> **PROBLEM DESCRIPTION**:
Go through the records below and copy out every line that contains the word "manic".

++++ MATERIAL FOR THIS TASK ++++

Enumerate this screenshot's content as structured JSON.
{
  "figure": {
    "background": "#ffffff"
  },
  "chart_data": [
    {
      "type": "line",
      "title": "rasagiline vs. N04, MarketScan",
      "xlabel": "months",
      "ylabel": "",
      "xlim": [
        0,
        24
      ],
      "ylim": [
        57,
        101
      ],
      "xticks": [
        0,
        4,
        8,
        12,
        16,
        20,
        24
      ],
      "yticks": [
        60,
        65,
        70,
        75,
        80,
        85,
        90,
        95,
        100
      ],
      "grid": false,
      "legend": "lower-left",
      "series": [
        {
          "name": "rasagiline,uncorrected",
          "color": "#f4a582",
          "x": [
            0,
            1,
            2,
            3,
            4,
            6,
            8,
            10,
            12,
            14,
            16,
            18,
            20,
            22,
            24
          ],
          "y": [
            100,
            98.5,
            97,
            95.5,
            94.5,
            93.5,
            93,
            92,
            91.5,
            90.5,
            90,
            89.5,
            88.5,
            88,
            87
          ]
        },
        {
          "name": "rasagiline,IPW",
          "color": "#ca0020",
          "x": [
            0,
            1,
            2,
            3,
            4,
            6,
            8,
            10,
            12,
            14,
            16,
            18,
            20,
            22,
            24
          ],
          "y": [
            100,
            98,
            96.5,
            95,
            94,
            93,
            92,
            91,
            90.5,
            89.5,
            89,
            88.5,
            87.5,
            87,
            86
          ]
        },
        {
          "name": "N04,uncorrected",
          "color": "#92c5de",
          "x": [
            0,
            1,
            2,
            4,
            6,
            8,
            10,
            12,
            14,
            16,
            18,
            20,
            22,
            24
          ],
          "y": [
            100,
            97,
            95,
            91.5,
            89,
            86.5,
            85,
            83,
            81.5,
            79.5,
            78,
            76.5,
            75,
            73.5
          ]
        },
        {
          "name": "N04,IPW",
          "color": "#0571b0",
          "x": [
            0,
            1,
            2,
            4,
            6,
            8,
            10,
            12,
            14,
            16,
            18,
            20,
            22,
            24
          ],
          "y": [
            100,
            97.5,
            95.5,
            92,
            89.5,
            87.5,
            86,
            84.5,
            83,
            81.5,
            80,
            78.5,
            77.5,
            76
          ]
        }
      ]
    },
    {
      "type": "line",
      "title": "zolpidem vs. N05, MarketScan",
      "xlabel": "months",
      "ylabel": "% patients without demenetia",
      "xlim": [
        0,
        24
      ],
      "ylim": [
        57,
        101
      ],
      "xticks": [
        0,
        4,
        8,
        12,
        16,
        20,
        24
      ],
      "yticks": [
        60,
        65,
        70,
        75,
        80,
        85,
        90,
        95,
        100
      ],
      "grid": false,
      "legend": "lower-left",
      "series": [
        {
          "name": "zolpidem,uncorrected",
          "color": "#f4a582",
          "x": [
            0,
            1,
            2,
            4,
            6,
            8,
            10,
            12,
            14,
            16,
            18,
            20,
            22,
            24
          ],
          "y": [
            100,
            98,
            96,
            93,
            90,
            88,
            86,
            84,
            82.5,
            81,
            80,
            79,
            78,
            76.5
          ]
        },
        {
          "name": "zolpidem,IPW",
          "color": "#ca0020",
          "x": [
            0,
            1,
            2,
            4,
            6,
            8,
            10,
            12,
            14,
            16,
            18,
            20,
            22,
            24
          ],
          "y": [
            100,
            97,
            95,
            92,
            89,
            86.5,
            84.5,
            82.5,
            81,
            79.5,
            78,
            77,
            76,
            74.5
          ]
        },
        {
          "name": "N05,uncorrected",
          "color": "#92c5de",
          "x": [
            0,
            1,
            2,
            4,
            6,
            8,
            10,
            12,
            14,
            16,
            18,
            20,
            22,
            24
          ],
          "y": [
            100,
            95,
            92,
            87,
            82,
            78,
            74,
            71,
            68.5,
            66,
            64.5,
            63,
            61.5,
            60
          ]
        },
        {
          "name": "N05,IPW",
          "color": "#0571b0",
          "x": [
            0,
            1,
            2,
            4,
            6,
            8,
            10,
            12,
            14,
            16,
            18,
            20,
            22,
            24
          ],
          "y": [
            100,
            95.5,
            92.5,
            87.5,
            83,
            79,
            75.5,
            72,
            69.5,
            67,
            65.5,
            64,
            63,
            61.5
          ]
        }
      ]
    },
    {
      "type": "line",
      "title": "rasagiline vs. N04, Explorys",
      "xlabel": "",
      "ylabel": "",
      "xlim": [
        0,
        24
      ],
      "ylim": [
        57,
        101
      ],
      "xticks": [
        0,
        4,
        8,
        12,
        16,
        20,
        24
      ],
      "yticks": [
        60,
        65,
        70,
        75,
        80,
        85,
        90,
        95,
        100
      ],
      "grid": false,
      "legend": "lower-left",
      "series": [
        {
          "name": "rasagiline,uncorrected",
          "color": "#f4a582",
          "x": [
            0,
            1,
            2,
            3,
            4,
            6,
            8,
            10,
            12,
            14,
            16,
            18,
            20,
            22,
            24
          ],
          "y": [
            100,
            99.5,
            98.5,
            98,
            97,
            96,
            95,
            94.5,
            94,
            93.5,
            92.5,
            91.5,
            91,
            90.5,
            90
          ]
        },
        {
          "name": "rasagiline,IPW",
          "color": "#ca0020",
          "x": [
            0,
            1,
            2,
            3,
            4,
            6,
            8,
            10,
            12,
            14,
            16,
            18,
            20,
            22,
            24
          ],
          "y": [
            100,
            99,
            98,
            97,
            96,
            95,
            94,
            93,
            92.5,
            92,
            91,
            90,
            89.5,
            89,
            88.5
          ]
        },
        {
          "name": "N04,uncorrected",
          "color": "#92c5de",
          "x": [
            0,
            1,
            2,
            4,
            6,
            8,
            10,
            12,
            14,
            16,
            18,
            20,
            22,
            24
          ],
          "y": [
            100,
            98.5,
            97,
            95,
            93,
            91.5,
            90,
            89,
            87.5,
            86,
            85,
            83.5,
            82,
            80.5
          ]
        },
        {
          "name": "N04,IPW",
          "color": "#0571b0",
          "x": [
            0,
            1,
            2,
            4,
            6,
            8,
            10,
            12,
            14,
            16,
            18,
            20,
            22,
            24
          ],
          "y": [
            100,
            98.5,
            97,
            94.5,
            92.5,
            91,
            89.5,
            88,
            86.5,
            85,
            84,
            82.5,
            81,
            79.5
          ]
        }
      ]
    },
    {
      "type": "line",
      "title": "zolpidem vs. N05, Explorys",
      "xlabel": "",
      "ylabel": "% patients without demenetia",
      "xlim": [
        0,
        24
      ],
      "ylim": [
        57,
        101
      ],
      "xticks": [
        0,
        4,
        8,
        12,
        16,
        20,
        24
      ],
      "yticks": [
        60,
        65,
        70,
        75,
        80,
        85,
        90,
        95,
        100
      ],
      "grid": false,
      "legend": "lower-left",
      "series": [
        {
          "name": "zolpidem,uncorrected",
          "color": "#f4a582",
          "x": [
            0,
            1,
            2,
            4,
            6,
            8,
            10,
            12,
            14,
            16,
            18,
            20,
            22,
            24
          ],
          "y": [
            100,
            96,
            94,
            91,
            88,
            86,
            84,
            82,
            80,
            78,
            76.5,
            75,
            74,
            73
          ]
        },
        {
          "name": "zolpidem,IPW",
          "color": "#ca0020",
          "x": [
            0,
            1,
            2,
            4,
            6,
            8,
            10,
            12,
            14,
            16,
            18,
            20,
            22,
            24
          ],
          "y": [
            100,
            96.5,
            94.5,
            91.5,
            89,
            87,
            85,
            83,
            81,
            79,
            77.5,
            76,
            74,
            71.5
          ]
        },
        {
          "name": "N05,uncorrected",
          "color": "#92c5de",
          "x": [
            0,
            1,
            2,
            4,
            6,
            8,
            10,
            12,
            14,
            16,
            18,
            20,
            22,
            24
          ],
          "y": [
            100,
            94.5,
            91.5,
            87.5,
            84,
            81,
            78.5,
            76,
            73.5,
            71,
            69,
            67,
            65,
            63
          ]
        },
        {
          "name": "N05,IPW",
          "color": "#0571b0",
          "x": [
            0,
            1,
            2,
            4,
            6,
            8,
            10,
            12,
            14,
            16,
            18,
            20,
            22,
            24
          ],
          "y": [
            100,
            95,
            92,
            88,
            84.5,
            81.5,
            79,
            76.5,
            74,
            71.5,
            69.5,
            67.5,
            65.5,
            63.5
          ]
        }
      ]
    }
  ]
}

++++
++++ MATERIAL FOR THIS TASK ++++

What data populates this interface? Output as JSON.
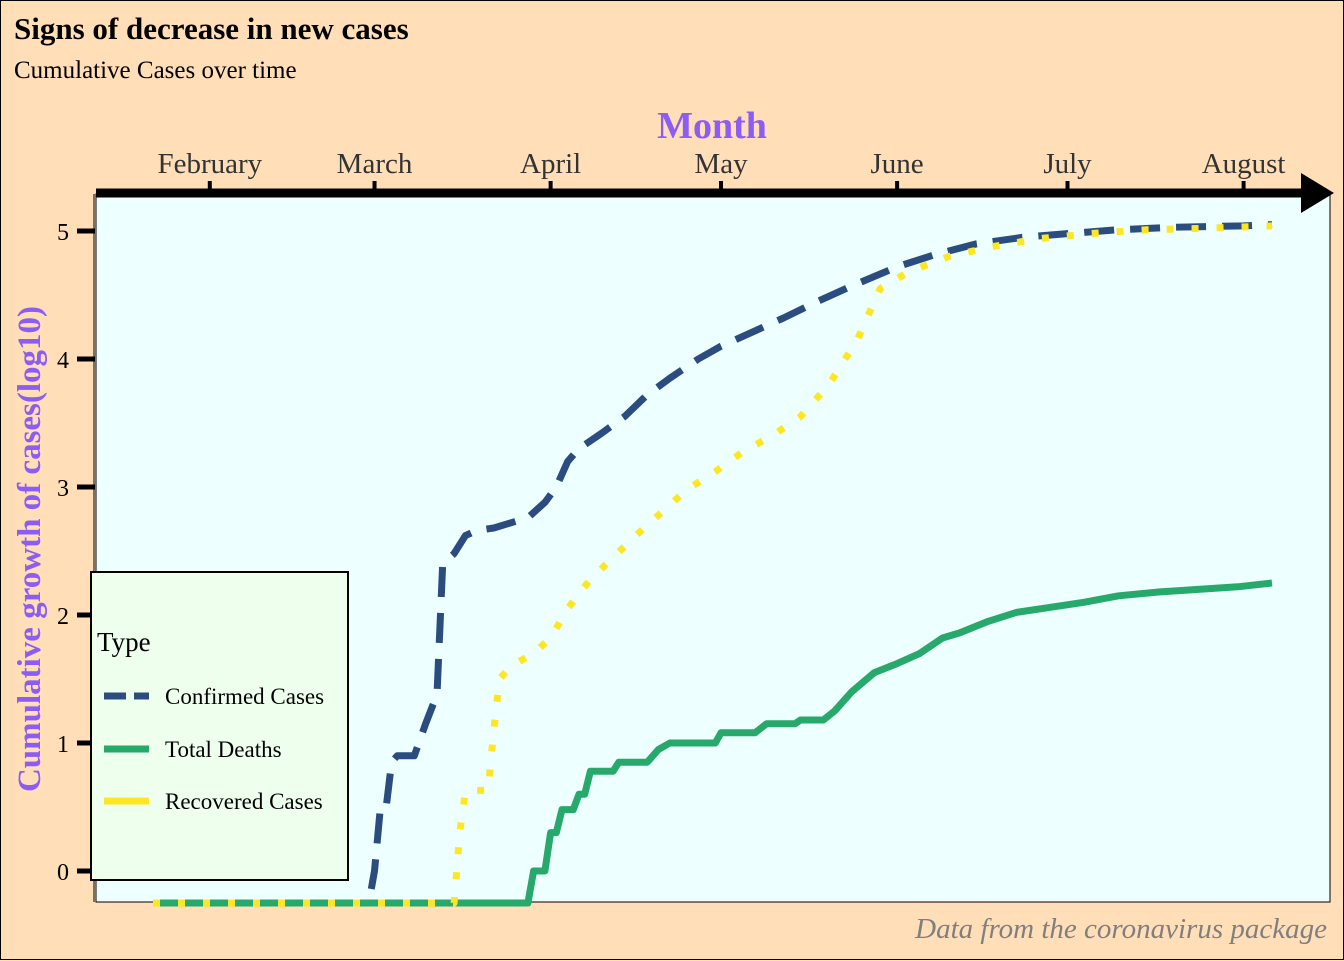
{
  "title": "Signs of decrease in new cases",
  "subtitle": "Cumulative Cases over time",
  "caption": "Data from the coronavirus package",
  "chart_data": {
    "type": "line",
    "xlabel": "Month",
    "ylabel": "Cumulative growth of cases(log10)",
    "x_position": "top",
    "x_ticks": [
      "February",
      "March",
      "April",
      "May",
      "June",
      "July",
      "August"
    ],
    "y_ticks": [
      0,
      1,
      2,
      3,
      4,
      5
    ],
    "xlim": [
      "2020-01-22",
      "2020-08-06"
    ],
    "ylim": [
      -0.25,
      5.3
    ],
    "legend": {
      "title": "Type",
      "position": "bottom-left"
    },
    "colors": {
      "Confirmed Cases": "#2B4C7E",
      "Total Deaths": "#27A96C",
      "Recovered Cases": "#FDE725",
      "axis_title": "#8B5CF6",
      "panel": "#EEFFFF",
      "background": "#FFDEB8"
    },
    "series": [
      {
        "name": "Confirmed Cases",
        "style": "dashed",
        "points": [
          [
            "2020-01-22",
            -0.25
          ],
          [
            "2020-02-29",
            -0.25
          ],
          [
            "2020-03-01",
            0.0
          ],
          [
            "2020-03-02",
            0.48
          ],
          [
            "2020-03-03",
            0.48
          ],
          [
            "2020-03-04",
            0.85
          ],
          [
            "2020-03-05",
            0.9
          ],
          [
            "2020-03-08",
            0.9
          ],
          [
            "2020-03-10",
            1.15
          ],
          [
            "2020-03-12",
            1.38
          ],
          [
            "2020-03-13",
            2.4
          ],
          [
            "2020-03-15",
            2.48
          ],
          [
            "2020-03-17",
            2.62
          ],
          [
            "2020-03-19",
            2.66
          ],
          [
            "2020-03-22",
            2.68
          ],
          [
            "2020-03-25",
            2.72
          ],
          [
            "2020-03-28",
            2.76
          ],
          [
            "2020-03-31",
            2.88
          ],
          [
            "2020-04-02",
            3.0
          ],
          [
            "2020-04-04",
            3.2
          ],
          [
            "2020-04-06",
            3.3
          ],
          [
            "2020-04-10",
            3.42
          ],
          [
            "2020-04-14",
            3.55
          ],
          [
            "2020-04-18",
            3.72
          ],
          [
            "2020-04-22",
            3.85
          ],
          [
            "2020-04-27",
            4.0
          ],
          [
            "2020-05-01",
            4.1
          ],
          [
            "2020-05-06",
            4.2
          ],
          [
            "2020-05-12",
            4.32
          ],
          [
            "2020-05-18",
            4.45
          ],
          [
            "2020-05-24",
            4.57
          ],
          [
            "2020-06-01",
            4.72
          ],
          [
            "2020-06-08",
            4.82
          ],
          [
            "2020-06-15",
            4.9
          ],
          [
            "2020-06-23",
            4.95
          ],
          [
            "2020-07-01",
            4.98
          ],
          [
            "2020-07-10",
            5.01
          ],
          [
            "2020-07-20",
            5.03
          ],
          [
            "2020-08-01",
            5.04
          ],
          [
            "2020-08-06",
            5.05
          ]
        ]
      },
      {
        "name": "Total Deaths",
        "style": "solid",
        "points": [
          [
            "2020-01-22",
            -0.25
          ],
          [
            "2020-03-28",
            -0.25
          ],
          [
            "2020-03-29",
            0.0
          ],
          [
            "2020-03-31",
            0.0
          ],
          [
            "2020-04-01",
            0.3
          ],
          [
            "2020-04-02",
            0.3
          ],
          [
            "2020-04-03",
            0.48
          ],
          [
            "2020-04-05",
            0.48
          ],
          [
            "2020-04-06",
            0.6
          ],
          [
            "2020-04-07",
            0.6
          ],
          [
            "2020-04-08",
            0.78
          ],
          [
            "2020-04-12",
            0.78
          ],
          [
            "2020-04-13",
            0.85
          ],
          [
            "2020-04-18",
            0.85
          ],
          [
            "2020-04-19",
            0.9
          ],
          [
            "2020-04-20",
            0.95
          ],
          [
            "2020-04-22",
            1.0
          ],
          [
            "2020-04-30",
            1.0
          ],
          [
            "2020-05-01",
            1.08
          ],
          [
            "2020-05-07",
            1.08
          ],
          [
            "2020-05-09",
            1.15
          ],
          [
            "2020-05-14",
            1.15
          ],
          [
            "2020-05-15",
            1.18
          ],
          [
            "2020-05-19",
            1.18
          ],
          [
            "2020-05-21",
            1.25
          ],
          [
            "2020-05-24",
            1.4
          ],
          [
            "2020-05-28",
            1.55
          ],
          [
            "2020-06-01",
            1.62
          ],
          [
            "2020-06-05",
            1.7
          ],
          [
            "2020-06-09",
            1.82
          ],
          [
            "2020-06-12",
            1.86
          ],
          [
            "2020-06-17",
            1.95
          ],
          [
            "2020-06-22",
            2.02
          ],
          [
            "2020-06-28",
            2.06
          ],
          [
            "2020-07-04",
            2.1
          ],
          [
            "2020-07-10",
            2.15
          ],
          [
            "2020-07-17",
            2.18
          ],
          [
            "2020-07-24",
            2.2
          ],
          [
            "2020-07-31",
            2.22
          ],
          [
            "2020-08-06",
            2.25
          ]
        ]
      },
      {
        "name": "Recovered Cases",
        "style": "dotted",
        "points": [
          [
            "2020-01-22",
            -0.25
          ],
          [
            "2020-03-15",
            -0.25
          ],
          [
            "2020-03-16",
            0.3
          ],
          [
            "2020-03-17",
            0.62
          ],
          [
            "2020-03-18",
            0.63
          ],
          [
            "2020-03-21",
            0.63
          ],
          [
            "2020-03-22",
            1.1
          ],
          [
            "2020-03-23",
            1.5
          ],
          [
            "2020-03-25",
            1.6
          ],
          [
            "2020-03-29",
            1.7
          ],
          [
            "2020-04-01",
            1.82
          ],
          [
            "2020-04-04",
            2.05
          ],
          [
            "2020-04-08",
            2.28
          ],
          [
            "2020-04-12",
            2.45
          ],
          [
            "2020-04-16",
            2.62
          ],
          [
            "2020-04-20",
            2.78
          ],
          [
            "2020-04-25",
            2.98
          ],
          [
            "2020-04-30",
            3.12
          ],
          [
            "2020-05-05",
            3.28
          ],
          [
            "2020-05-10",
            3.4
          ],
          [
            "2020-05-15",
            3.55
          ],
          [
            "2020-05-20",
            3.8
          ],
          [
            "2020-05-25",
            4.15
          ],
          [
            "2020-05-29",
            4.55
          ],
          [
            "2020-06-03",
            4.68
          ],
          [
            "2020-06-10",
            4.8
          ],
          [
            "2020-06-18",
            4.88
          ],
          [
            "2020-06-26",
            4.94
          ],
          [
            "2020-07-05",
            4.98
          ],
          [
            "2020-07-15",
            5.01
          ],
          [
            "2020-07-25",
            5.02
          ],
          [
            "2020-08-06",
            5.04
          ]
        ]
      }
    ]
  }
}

++++
++++ MATERIAL FOR THIS TASK ++++

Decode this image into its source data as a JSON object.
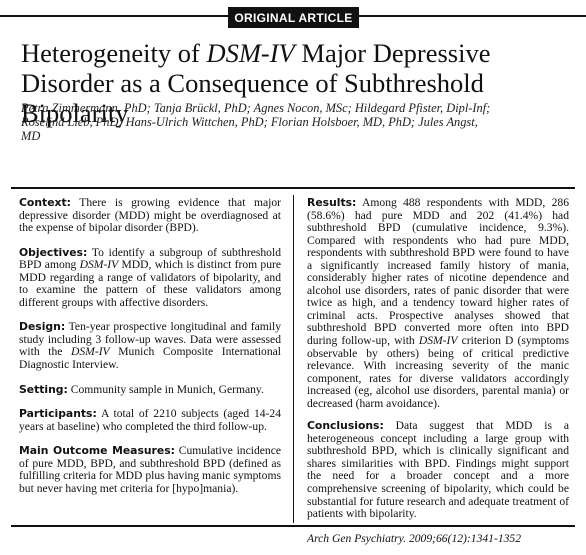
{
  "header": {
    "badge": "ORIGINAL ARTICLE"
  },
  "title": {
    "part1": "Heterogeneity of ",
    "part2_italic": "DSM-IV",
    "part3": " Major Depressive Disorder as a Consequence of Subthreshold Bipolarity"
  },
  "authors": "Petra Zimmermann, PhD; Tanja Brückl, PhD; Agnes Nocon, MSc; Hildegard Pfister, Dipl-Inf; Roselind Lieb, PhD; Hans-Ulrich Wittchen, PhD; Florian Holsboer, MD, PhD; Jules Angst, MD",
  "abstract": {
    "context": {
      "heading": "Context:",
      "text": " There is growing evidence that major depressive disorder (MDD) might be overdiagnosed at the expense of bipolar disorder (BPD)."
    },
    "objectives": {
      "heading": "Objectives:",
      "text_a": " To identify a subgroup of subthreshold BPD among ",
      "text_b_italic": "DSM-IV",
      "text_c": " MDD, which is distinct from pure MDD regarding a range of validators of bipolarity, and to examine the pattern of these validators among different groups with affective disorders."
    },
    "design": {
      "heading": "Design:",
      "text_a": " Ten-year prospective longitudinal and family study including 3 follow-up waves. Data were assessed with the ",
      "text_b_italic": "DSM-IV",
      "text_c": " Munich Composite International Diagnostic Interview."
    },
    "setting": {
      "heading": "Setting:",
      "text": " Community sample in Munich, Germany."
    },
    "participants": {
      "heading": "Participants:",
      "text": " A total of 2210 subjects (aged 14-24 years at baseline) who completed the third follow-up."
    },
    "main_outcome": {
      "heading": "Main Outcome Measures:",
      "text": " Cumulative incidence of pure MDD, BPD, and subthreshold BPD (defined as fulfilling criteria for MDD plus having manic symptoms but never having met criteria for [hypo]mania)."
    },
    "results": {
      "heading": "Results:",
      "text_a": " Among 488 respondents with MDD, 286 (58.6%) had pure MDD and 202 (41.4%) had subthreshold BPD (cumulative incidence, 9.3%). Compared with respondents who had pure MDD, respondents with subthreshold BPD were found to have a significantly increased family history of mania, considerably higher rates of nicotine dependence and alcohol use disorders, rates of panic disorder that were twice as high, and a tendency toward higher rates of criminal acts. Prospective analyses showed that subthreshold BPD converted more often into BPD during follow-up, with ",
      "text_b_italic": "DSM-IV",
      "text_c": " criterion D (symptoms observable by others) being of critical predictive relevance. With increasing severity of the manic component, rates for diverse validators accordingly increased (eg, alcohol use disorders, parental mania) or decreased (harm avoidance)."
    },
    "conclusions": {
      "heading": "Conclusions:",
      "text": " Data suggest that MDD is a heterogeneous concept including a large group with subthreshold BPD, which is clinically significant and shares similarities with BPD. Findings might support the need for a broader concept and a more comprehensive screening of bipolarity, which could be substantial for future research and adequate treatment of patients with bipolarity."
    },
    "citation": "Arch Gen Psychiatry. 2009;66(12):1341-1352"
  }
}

++++

> **SOLUTION FOR THIS EXERCISE**:
      "text": " Cumulative incidence of pure MDD, BPD, and subthreshold BPD (defined as fulfilling criteria for MDD plus having manic symptoms but never having met criteria for [hypo]mania)."
      "text_c": " criterion D (symptoms observable by others) being of critical predictive relevance. With increasing severity of the manic component, rates for diverse validators accordingly increased (eg, alcohol use disorders, parental mania) or decreased (harm avoidance)."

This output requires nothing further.